Written task 1 — Print every line of the dataset entries that follow the court opinion, verbatim and in their original order.

Text section —
****************************************

Com. v. Hardcastle

Decision Date10 August 1988
PartiesCOMMONWEALTH of Pennsylvania, Appellee, v. Donald HARDCASTLE, Appellant.
CourtPennsylvania Supreme Court

William A. Fitzpatrick, Philadelphia, for appellant.

Ronald Eisenberg, Chief, Appeals Div., Gaele McLaughlin Barthold, Deputy Dist. Atty., Harriet R. Brumberg, Philadelphia, Robert A. Graci, Chief Deputy Atty. Gen., for appellee.

Before NIX, C.J., and LARSEN, FLAHERTY, McDERMOTT, ZAPPALA and PAPADAKOS, JJ.

OPINION

McDERMOTT, Justice.

Appellant, Donald Hardcastle, appeals from the judgment of sentence of death imposed by the Court of Common Pleas of Philadelphia.

The basic facts of this case are as follows. On May 23, 1982, Joseph Gregg, age 60, and Ernestine Dennis, age 57, were found dead in Mr. Gregg's home at 2122 West Stewart Street in Philadelphia. Joseph Gregg had been stabbed thirty-three times, Ernestine Dennis had been stabbed thirty-four times, and Joseph Gregg's house had been set on fire. Testimony of several neighbors placed appellant, Donald Hardcastle, at or near the scene at the time of the stabbings and fire. A warrant was issued for appellant's arrest and on May 25, 1982, Donald Hardcastle surrendered to the Philadelphia Police.

Appellant was charged by information with arson, burglary, and two counts of murder. Appellant was tried and a jury convicted him of two counts of murder in the first degree; two counts of arson, i.e., arson related to the person, and arson related to the structured property; and burglary.

Appellant filed post-trial motions. A court en banc granted appellant's motion for a new trial ruling that appellant was deprived of a jury truly representative of the community resulting from the Commonwealth's impermissible use of peremptory challenges. The Commonwealth appealed and the Superior Court reversed the decision of the trial court, holding that under Swain v. Alabama, 380 U.S. 202, 85 S.Ct. 824, 13 L.Ed.2d 759 (1965), reh. denied, 381 U.S. 921, 85 S.Ct. 1528, 14 L.Ed.2d 442 (1965), appellant had not made out his case. Appellant filed a petition for allowance of appeal, we granted allocatur and, after consideration of the parties briefs and oral arguments, dismissed the appeal as having been improvidently granted.

The case was remanded to the trial court for sentencing. Appellant received the following sentence: death for the murder of Joseph Gregg; death for the murder of Ernestine Dennis; 2 1/2 to 5 years for arson; 2 1/2 to 5 years for burglary. Appellant appeals from the judgments of sentence, raising several issues for our consideration.

Appellant first contends that the Commonwealth improperly used its peremptory challenges, thereby depriving him of a jury representative of the community. The Commonwealth had twenty peremptory challenges available and exercised twelve challenges against twelve of the fourteen black persons interviewed. Appellant contends that the Commonwealth's use of peremptory challenges was violative of his constitutional rights.

The peremptory challenge is deeply rooted in the common law. It is, as Blackstone has stated, "an arbitrary and capricious species of challenge; a provision full of that tenderness and humanity to prisoners for which English laws are justly famous." 4 W. Blackstone Commentaries 353. The peremptory challenge was adopted by the colonies, who made it available to both the defense and prosecution, and it then became ingrained in our legal process.

****************************************

Written task 2 — Carry on the Commonwealth v. Hardcastle opinion above, beginning after its final sentence.

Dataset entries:
****************************************

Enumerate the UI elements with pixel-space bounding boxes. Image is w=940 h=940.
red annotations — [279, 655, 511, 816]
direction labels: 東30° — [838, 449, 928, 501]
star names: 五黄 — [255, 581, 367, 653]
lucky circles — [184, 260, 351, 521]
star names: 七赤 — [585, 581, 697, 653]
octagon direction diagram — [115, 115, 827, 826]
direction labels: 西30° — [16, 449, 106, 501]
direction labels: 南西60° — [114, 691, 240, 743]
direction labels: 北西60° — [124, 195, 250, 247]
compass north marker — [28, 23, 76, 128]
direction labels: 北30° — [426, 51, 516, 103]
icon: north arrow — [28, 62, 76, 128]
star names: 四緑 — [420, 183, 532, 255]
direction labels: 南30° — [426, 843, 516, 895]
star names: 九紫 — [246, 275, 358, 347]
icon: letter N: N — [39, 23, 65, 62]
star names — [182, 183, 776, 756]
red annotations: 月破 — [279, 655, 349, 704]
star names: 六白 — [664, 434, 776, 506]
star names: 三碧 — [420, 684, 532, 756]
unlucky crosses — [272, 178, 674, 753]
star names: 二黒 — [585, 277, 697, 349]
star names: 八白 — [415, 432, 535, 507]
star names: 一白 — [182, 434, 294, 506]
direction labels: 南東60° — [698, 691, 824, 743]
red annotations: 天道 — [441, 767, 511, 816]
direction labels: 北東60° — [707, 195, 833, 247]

****************************************

Exercise result 1 —
Enumerate the UI elements with pixel-space bounding boxes. Image is w=940 h=940.
red annotations — [279, 655, 511, 816]
direction labels: 東30° — [838, 449, 928, 501]
star names: 五黄 — [255, 581, 367, 653]
lucky circles — [184, 260, 351, 521]
star names: 七赤 — [585, 581, 697, 653]
octagon direction diagram — [115, 115, 827, 826]
direction labels: 西30° — [16, 449, 106, 501]
direction labels: 南西60° — [114, 691, 240, 743]
direction labels: 北西60° — [124, 195, 250, 247]
compass north marker — [28, 23, 76, 128]
direction labels: 北30° — [426, 51, 516, 103]
icon: north arrow — [28, 62, 76, 128]
star names: 四緑 — [420, 183, 532, 255]
direction labels: 南30° — [426, 843, 516, 895]
star names: 九紫 — [246, 275, 358, 347]
icon: letter N: N — [39, 23, 65, 62]
star names — [182, 183, 776, 756]
red annotations: 月破 — [279, 655, 349, 704]
star names: 六白 — [664, 434, 776, 506]
star names: 三碧 — [420, 684, 532, 756]
unlucky crosses — [272, 178, 674, 753]
star names: 二黒 — [585, 277, 697, 349]
star names: 八白 — [415, 432, 535, 507]
star names: 一白 — [182, 434, 294, 506]
direction labels: 南東60° — [698, 691, 824, 743]
red annotations: 天道 — [441, 767, 511, 816]
direction labels: 北東60° — [707, 195, 833, 247]

Exercise result 2 —
The peremptory challenge was exercised free of judicial review until the United States Supreme Court decided Swain, supra. Swain applied equal protection standards to the prosecutor's use of the challenge, but placed the burden on a defendant to prove that the prosecutor systematically and consistently excluded a racial group from jury selection. Id. 380 U.S. at 233, 85 S.Ct. at 842-843.

The Swain standard was widely criticized as inadequate, and several jurisdictions went beyond Swain and granted a defendant further protections based on state constitutional grounds. 1 Ultimately, in Batson v. Kentucky, 476 U.S. 79, 106 S.Ct. 1712, 90 L.Ed.2d 69 (1986) the United States Supreme Court reconsidered Swain, and overruled it.

In its stead the U.S. Supreme Court held that a defendant need only show that the prosecution improperly exercised its peremptory challenges in each specific case. However, Batson, placed the burden on the defendant to make a prima facie showing that:

1) he is a member of a cognizable racial group; and that the prosecutor has exercised peremptory challenges to remove from the venire members of the defendant's race;

2) the peremptory challenges constitute a jury selection practice that permits those to discriminate who are of a mind to discriminate; and

3) the facts and any other relevant circumstances raise an inference that the prosecutor used that practice to exclude the veniremen from the petit jury on account their race.

Once the defendant meets this burden the state must come forward with a neutral explanation for challenging minority jurors. The court emphasized that:

the prosecutors explanation need not rise to the level justifying exercise of a challenge for cause (citations omitted) [b]ut the prosecutor may not rebut the defendant's prima facie case of discrimination by stating merely that he challenged jurors of the defendants race on the assumption--or his intuitive judgment--that they would be partial to the defendant because of their shared race.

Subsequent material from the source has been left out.